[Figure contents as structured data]
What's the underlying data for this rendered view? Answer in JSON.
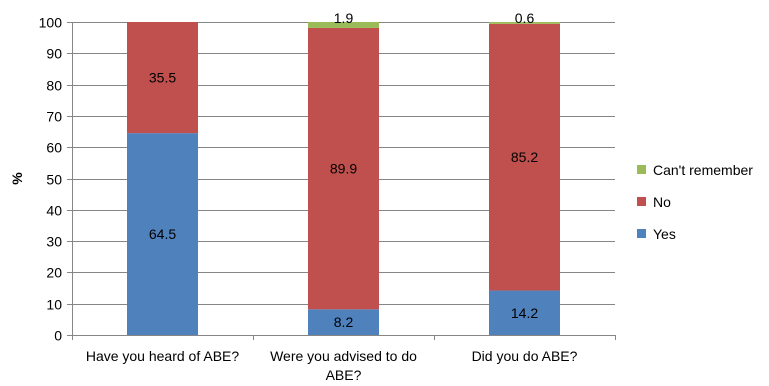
{
  "chart_data": {
    "type": "bar",
    "stacked": true,
    "title": "",
    "xlabel": "",
    "ylabel": "%",
    "ylim": [
      0,
      100
    ],
    "ytick_step": 10,
    "grid": true,
    "legend_position": "right",
    "categories": [
      [
        "Have you heard of ABE?"
      ],
      [
        "Were you advised to do",
        "ABE?"
      ],
      [
        "Did you do ABE?"
      ]
    ],
    "series": [
      {
        "name": "Yes",
        "color": "#4F81BD",
        "values": [
          64.5,
          8.2,
          14.2
        ],
        "labels": [
          "64.5",
          "8.2",
          "14.2"
        ]
      },
      {
        "name": "No",
        "color": "#C0504D",
        "values": [
          35.5,
          89.9,
          85.2
        ],
        "labels": [
          "35.5",
          "89.9",
          "85.2"
        ]
      },
      {
        "name": "Can't remember",
        "color": "#9BBB59",
        "values": [
          0,
          1.9,
          0.6
        ],
        "labels": [
          "",
          "1.9",
          "0.6"
        ]
      }
    ],
    "legend_order": [
      "Can't remember",
      "No",
      "Yes"
    ]
  }
}
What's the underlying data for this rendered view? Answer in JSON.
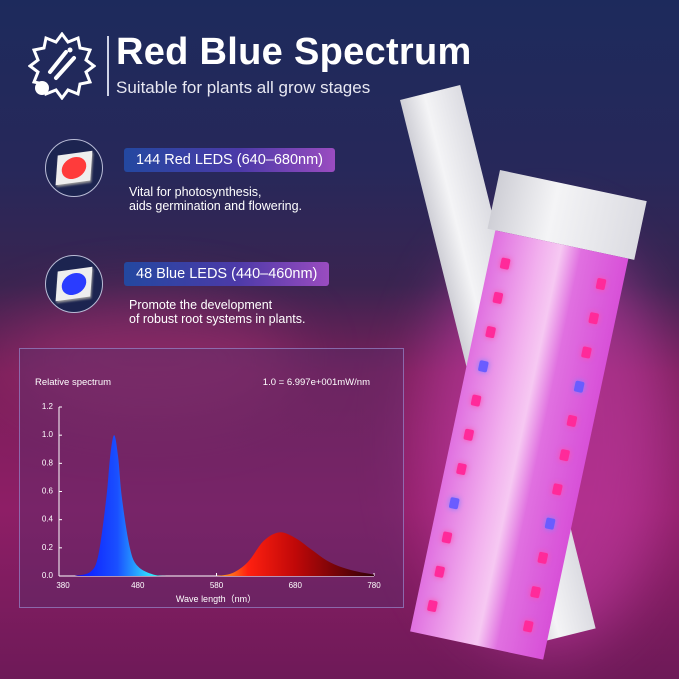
{
  "header": {
    "title": "Red Blue Spectrum",
    "subtitle": "Suitable for plants all grow stages",
    "logo_icon": "sun-bulb-icon"
  },
  "features": [
    {
      "label": "144 Red LEDS (640–680nm)",
      "description_line1": "Vital for photosynthesis,",
      "description_line2": "aids germination and flowering.",
      "led_color": "#ff3b3b"
    },
    {
      "label": "48 Blue LEDS (440–460nm)",
      "description_line1": "Promote the development",
      "description_line2": "of robust root systems in plants.",
      "led_color": "#2a3cff"
    }
  ],
  "chart_data": {
    "type": "area",
    "title": "Relative spectrum",
    "annotation": "1.0 = 6.997e+001mW/nm",
    "xlabel": "Wave length（nm）",
    "ylabel": "",
    "xlim": [
      380,
      780
    ],
    "ylim": [
      0,
      1.2
    ],
    "x_ticks": [
      "380",
      "480",
      "580",
      "680",
      "780"
    ],
    "y_ticks": [
      "0.0",
      "0.2",
      "0.4",
      "0.6",
      "0.8",
      "1.0",
      "1.2"
    ],
    "grid": false,
    "series": [
      {
        "color": "#1a2cff",
        "x": [
          400,
          420,
          430,
          440,
          445,
          450,
          455,
          460,
          470,
          480,
          500,
          520
        ],
        "y": [
          0,
          0.03,
          0.15,
          0.55,
          0.85,
          1.0,
          0.85,
          0.55,
          0.2,
          0.07,
          0.01,
          0
        ]
      },
      {
        "color": "#e01010",
        "x": [
          580,
          600,
          620,
          640,
          660,
          680,
          700,
          720,
          740,
          760,
          780
        ],
        "y": [
          0,
          0.02,
          0.1,
          0.25,
          0.31,
          0.27,
          0.19,
          0.11,
          0.06,
          0.03,
          0.01
        ]
      }
    ]
  }
}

* CHALLENGE *
Extract the text of all the records above verbatim, excluding pictures.

* ANSWER FOR THIS EXERCISE *
What's the underlying data for this rendered view? Answer in JSON.
{
  "chart_data": {
    "type": "bar",
    "stacked": true,
    "title": "",
    "xlabel": "",
    "ylabel": "%",
    "ylim": [
      0,
      100
    ],
    "ytick_step": 10,
    "grid": true,
    "legend_position": "right",
    "categories": [
      [
        "Have you heard of ABE?"
      ],
      [
        "Were you advised to do",
        "ABE?"
      ],
      [
        "Did you do ABE?"
      ]
    ],
    "series": [
      {
        "name": "Yes",
        "color": "#4F81BD",
        "values": [
          64.5,
          8.2,
          14.2
        ],
        "labels": [
          "64.5",
          "8.2",
          "14.2"
        ]
      },
      {
        "name": "No",
        "color": "#C0504D",
        "values": [
          35.5,
          89.9,
          85.2
        ],
        "labels": [
          "35.5",
          "89.9",
          "85.2"
        ]
      },
      {
        "name": "Can't remember",
        "color": "#9BBB59",
        "values": [
          0,
          1.9,
          0.6
        ],
        "labels": [
          "",
          "1.9",
          "0.6"
        ]
      }
    ],
    "legend_order": [
      "Can't remember",
      "No",
      "Yes"
    ]
  }
}
What's the underlying data for this rendered view? Answer in JSON.
{
  "header": {
    "title": "Red Blue Spectrum",
    "subtitle": "Suitable for plants all grow stages",
    "logo_icon": "sun-bulb-icon"
  },
  "features": [
    {
      "label": "144 Red LEDS (640–680nm)",
      "description_line1": "Vital for photosynthesis,",
      "description_line2": "aids germination and flowering.",
      "led_color": "#ff3b3b"
    },
    {
      "label": "48 Blue LEDS (440–460nm)",
      "description_line1": "Promote the development",
      "description_line2": "of robust root systems in plants.",
      "led_color": "#2a3cff"
    }
  ],
  "chart_data": {
    "type": "area",
    "title": "Relative spectrum",
    "annotation": "1.0 = 6.997e+001mW/nm",
    "xlabel": "Wave length（nm）",
    "ylabel": "",
    "xlim": [
      380,
      780
    ],
    "ylim": [
      0,
      1.2
    ],
    "x_ticks": [
      "380",
      "480",
      "580",
      "680",
      "780"
    ],
    "y_ticks": [
      "0.0",
      "0.2",
      "0.4",
      "0.6",
      "0.8",
      "1.0",
      "1.2"
    ],
    "grid": false,
    "series": [
      {
        "color": "#1a2cff",
        "x": [
          400,
          420,
          430,
          440,
          445,
          450,
          455,
          460,
          470,
          480,
          500,
          520
        ],
        "y": [
          0,
          0.03,
          0.15,
          0.55,
          0.85,
          1.0,
          0.85,
          0.55,
          0.2,
          0.07,
          0.01,
          0
        ]
      },
      {
        "color": "#e01010",
        "x": [
          580,
          600,
          620,
          640,
          660,
          680,
          700,
          720,
          740,
          760,
          780
        ],
        "y": [
          0,
          0.02,
          0.1,
          0.25,
          0.31,
          0.27,
          0.19,
          0.11,
          0.06,
          0.03,
          0.01
        ]
      }
    ]
  }
}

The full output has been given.